» **To be done**
Copy each line containing the word "this" from the records that follow, please.

** START OF Records for the task **

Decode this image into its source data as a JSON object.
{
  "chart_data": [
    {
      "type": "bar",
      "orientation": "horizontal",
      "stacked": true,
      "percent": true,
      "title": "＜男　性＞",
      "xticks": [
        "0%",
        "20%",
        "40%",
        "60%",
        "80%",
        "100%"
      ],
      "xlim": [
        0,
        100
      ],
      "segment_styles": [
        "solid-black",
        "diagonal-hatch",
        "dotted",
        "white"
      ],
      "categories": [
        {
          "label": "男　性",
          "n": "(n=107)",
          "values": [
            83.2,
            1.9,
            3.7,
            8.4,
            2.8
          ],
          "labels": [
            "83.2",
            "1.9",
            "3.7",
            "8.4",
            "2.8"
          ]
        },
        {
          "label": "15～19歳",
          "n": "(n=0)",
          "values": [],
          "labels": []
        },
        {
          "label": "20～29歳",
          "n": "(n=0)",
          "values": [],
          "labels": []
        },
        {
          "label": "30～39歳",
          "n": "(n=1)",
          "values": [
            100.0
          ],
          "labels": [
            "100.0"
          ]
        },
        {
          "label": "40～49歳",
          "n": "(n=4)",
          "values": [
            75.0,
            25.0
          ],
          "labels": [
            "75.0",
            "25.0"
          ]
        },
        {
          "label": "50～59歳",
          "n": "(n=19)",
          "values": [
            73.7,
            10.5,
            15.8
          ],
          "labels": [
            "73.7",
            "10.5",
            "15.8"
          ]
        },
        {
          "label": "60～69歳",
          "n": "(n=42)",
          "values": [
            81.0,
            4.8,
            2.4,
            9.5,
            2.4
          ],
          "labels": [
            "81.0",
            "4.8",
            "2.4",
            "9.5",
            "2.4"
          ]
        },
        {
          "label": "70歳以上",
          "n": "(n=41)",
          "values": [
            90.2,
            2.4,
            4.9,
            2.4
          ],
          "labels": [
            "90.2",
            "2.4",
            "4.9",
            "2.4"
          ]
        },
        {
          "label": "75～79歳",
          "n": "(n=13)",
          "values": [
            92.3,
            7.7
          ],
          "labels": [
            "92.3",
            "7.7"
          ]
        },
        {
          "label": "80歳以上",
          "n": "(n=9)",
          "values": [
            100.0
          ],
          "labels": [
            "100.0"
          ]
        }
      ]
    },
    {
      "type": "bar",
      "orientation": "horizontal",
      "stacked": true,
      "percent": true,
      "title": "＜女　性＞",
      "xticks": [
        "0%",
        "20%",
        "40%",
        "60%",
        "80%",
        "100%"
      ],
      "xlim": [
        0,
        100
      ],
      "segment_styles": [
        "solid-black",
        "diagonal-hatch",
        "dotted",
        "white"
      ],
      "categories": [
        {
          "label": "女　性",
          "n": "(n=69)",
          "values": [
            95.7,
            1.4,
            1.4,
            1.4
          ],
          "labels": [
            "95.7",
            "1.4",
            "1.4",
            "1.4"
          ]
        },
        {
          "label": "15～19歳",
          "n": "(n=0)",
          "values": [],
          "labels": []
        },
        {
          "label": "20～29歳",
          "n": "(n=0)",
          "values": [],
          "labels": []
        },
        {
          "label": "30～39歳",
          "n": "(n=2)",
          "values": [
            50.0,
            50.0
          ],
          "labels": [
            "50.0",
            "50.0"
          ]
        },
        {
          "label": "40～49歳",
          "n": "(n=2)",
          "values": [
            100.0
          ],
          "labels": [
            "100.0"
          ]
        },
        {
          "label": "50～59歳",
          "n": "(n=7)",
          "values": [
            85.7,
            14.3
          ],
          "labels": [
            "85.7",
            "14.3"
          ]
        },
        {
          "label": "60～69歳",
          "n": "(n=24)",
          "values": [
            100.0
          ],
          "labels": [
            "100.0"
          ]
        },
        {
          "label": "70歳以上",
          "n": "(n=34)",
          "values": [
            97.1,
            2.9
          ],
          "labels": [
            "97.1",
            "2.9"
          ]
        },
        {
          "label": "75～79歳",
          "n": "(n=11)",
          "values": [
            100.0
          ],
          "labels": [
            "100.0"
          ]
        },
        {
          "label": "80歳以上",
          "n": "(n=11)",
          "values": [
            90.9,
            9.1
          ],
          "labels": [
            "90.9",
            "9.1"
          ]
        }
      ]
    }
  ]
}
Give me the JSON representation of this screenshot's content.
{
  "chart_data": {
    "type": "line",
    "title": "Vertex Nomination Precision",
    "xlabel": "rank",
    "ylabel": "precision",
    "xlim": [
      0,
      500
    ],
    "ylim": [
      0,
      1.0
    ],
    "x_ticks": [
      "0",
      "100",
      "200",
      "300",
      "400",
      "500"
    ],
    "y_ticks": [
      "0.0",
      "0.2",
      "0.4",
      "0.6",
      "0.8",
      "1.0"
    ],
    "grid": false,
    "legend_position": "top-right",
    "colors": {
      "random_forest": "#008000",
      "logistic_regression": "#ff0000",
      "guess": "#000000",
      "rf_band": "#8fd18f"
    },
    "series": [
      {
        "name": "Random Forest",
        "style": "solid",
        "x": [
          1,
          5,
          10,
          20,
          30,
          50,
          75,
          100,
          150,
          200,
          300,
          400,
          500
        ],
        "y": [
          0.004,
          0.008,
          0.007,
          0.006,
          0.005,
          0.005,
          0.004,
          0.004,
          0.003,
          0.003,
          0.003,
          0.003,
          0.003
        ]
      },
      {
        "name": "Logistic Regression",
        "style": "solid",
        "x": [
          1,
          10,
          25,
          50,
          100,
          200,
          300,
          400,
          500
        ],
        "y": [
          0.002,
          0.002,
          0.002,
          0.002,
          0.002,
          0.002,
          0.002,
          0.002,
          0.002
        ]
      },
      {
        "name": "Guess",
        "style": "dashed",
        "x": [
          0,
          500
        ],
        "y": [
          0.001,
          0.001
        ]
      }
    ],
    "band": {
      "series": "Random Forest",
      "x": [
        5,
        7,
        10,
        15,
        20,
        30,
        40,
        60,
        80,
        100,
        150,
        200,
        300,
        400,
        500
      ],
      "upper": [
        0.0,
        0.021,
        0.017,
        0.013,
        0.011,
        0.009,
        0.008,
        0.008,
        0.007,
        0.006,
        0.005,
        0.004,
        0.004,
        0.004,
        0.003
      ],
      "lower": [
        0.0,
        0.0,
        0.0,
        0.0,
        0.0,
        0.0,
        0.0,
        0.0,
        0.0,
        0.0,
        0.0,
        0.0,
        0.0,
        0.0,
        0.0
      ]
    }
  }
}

** END OF Records for the task **

» **Task solution**
Decode this image into its source data as a JSON object.
Give me the JSON representation of this screenshot's content.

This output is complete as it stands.